**WORK TASK**
Your answer consists of the lines in the data that contain "command". Copy each of them.

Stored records
┄┄┄┄┄┄┄┄┄┄
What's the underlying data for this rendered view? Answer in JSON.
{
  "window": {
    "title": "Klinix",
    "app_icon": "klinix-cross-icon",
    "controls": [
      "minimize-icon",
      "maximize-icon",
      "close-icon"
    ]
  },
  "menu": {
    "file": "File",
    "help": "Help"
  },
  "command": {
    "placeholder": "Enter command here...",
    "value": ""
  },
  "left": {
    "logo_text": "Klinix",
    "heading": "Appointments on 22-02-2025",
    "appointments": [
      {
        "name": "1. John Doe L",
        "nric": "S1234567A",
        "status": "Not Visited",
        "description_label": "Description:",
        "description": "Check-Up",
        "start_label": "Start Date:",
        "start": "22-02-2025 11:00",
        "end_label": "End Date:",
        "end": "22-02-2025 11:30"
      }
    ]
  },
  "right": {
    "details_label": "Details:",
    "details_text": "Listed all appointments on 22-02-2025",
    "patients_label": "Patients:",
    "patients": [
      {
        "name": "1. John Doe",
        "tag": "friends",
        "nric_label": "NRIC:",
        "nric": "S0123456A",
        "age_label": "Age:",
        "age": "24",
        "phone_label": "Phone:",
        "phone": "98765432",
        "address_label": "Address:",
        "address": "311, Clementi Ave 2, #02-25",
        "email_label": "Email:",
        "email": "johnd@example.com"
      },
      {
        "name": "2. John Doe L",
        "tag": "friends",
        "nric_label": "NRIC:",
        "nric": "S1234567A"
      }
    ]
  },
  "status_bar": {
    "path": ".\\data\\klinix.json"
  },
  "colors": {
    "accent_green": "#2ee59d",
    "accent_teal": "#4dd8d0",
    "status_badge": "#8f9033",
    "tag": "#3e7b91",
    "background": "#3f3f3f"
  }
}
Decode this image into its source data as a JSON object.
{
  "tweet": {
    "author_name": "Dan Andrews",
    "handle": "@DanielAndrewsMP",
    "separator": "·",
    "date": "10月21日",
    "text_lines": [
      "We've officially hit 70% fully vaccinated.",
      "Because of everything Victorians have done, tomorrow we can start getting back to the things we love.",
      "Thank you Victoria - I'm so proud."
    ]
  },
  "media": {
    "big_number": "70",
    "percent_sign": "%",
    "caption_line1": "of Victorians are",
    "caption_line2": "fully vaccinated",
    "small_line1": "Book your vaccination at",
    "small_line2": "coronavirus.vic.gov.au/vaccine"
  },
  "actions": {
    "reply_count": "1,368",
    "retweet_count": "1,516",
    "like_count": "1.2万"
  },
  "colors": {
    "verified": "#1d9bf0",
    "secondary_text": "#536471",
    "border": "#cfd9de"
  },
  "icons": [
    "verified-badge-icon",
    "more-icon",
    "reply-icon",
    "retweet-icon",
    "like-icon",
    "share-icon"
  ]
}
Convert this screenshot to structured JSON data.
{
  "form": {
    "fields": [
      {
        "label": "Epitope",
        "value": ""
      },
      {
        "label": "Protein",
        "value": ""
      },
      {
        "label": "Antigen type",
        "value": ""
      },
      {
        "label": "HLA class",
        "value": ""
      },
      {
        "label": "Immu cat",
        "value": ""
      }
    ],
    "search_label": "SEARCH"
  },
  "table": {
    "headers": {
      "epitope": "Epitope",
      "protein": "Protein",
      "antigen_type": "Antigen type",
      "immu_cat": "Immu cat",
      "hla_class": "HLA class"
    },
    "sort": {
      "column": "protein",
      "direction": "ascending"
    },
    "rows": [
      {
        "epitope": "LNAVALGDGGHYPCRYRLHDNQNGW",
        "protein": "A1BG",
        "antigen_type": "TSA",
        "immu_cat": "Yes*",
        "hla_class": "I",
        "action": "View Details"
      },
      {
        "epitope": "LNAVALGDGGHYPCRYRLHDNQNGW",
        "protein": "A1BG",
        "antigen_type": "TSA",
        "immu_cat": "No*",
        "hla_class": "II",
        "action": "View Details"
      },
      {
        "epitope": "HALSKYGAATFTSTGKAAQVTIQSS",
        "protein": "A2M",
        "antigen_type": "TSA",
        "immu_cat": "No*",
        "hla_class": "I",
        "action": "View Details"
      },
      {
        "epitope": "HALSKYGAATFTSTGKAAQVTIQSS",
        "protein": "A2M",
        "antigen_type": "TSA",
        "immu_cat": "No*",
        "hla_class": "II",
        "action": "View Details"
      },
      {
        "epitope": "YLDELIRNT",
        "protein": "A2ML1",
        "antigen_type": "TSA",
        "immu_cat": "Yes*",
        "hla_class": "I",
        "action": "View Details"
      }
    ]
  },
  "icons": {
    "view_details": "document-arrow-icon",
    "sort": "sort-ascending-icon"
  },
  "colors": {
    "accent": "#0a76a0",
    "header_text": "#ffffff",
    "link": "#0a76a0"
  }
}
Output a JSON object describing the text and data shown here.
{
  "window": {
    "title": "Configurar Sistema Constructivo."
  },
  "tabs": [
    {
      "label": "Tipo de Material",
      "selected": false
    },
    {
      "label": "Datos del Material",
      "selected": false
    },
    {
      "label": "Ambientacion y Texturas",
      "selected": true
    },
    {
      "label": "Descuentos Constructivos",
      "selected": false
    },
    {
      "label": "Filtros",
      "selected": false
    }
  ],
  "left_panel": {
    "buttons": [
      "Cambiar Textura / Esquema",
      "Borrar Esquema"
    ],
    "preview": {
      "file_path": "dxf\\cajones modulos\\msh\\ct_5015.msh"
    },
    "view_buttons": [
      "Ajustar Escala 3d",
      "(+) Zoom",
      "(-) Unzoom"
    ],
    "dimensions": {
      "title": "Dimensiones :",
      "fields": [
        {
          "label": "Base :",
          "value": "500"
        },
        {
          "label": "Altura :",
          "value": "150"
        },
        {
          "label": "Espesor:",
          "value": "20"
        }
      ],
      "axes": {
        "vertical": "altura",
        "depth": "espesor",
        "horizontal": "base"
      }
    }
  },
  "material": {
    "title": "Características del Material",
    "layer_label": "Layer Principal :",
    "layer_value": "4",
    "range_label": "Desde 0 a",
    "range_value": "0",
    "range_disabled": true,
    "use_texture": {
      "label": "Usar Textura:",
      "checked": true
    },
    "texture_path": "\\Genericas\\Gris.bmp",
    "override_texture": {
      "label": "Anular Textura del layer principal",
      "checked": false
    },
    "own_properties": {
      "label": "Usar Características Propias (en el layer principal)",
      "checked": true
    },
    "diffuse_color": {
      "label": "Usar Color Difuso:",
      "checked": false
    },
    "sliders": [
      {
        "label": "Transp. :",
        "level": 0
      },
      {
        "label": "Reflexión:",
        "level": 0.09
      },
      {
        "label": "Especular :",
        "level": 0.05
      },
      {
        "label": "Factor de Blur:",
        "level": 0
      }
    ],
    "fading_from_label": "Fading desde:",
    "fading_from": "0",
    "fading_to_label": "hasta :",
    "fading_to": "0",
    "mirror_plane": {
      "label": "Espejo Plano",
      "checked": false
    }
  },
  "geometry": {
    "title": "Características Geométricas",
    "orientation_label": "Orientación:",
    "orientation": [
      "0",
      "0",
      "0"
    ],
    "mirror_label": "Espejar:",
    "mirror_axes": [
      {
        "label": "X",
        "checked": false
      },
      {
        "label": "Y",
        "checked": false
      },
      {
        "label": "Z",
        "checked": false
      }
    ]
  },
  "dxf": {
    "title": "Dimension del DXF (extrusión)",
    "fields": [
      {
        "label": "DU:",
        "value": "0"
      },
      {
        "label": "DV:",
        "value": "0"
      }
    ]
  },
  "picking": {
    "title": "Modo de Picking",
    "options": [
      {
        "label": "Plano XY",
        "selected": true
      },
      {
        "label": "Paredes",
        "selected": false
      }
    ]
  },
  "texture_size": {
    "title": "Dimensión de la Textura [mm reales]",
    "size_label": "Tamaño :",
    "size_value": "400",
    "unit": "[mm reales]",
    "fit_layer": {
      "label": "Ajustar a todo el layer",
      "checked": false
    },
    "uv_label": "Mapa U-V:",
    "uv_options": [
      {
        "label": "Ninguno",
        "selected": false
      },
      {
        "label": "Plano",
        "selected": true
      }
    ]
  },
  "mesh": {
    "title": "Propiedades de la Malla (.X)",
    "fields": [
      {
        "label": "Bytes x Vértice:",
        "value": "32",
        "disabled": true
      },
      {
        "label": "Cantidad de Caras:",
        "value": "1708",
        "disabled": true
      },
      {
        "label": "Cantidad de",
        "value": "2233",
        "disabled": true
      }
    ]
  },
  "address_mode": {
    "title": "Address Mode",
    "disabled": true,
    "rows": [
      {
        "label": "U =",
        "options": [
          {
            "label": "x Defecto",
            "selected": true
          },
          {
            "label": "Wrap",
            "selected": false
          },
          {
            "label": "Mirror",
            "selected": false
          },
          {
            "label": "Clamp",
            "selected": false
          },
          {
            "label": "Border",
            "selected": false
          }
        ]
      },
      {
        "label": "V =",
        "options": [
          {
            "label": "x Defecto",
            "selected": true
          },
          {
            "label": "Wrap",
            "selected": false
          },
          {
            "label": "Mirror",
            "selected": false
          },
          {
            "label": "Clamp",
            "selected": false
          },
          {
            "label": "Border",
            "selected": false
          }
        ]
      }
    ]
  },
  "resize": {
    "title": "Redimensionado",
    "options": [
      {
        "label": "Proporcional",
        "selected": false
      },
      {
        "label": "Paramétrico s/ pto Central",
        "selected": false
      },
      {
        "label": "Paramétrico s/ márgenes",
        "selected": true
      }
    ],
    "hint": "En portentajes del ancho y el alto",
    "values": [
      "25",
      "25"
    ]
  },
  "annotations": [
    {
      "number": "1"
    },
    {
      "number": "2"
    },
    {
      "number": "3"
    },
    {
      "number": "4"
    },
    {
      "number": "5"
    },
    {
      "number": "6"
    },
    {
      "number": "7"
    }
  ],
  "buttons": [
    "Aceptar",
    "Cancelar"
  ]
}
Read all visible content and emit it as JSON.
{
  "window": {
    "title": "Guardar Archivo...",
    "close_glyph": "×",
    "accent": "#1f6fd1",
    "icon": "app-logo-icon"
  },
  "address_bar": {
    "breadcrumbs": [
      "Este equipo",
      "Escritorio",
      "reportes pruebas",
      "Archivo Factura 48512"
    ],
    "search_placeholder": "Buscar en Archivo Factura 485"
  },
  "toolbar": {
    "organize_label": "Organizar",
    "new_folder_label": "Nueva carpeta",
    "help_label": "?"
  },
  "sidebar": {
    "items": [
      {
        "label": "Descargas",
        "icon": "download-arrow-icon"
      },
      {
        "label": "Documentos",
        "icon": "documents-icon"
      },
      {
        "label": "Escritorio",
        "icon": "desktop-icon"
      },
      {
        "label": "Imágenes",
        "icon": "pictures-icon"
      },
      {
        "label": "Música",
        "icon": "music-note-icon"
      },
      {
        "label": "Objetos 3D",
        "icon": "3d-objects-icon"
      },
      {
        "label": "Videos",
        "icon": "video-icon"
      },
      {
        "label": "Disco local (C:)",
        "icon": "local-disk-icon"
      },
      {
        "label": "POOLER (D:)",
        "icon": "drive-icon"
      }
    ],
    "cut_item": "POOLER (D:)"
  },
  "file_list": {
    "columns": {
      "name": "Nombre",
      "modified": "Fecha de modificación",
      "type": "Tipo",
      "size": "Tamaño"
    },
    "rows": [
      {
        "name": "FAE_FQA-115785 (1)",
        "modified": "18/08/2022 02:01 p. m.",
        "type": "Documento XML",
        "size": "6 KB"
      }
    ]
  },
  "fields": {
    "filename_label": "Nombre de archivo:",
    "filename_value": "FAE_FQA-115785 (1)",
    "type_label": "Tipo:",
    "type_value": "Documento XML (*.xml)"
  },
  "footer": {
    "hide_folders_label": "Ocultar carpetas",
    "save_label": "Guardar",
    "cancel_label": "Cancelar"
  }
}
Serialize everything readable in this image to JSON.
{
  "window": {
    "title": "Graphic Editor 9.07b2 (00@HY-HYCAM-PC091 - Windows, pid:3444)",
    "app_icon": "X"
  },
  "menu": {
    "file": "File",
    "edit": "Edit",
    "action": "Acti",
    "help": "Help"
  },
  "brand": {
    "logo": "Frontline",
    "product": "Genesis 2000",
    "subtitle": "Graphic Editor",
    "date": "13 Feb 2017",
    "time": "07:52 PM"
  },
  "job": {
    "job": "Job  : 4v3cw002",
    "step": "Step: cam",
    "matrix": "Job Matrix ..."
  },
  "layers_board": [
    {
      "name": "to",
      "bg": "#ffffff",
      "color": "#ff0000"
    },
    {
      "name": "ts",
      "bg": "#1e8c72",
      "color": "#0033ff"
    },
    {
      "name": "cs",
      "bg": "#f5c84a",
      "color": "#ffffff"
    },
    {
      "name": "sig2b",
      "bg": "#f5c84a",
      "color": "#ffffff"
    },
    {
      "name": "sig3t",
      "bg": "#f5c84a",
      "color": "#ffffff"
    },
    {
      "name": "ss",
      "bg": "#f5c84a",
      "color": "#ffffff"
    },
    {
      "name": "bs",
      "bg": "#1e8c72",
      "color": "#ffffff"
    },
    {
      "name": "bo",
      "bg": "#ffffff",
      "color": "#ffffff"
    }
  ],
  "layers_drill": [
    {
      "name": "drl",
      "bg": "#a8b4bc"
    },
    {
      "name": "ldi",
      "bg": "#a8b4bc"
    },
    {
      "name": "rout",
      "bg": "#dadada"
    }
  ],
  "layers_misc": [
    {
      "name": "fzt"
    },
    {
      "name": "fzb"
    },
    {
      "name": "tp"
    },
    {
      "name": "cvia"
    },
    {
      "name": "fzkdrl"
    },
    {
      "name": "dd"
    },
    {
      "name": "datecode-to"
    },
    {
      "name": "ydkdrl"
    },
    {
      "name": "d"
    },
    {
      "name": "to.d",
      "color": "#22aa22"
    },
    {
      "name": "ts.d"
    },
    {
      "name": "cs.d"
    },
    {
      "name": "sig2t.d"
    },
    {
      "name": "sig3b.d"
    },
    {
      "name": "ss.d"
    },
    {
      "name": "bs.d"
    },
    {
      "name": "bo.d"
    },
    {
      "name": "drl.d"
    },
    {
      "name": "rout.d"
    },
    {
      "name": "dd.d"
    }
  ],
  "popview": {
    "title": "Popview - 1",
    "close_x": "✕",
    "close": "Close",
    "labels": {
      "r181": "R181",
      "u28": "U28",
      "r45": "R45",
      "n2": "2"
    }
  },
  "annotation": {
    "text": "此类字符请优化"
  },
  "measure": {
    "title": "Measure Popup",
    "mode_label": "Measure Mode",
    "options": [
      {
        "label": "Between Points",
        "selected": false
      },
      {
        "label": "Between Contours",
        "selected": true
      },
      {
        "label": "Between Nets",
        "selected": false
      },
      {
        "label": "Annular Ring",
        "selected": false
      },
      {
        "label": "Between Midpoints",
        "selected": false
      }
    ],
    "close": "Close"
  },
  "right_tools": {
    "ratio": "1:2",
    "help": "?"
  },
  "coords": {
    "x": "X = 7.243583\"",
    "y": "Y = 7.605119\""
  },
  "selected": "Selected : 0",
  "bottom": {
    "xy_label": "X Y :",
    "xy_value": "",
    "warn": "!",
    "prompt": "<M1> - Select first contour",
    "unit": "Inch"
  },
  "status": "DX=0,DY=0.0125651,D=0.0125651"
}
┄┄┄┄┄┄┄┄┄┄
**FINISHED TASK**
  "command": {
    "placeholder": "Enter command here...",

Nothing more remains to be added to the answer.